- [Tugas Dikerjakan]
1. Kembalikan bagian teks tentang belajar auditori dari "4) Melakukan tinjauan" sampai "yang sedang dipelajari.".
2. Jawablah pertanyaan berikut berdasarkan teks tentang belajar auditori.
(a) Dua kegiatan apa yang diutamakan dalam belajar auditori?
(b) Menurut Meier (2002), bangsa apa yang sangat menganjurkan belajar auditori?
(c) Apa yang harus dirancang dalam pembelajaran ini?

- [Teks Tersedia]
= = =

4) Melakukan tinjauan lapangan, kemudian tulis, gambar, dan bicarakan apa
yang dipelajari.
b. Belajar Auditori
Belajar Auditori yaitu belajar dengan mengutamakan berbicara dan
menyimak, sehingga siswa dalam pembelajaran memiliki keterampilan dalam
mengkomunikasikan sesuatu.Meier (2002) mengemukakan bahwa belajar auditori
ini sangat dianjurkan terutama oleh bangsa Yunani kuno. Mereka mempunyai
filosofi bahwa kita mau belajar lebih banyak tentang apa saja, bicarakan tanpa
henti. Dalam pembelajaran ini harus dirancang suatu strategi yang dapat
merangsang siswa agar tertarik sehingga siswa memberikan perhatian kepada
pelajaran yang sedang dipelajari.

= = =

- [Data Tersedia]
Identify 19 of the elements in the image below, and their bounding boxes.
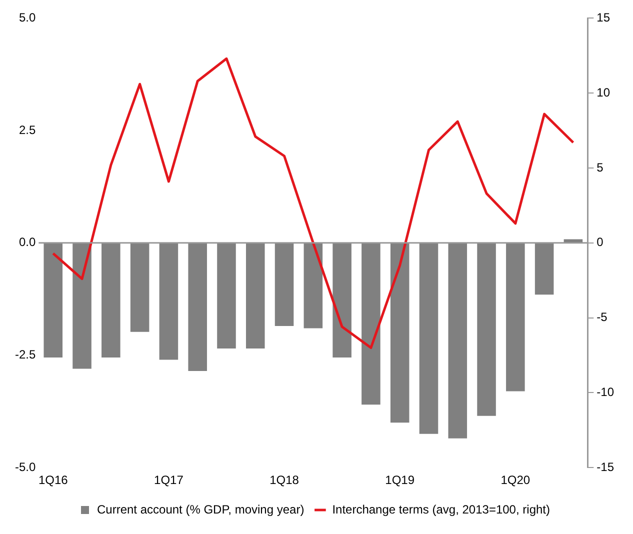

= = =

- [Jawaban Soal]
1.
4) Melakukan tinjauan lapangan, kemudian tulis, gambar, dan bicarakan apa
yang dipelajari.
b. Belajar Auditori
Belajar Auditori yaitu belajar dengan mengutamakan berbicara dan
menyimak, sehingga siswa dalam pembelajaran memiliki keterampilan dalam
mengkomunikasikan sesuatu.Meier (2002) mengemukakan bahwa belajar auditori
ini sangat dianjurkan terutama oleh bangsa Yunani kuno. Mereka mempunyai
filosofi bahwa kita mau belajar lebih banyak tentang apa saja, bicarakan tanpa
henti. Dalam pembelajaran ini harus dirancang suatu strategi yang dapat
merangsang siswa agar tertarik sehingga siswa memberikan perhatian kepada
pelajaran yang sedang dipelajari.

2.
(a) Berbicara dan menyimak.
(b) Bangsa Yunani kuno.
(c) Suatu strategi yang dapat merangsang siswa agar tertarik sehingga siswa memberikan perhatian kepada pelajaran yang sedang dipelajari.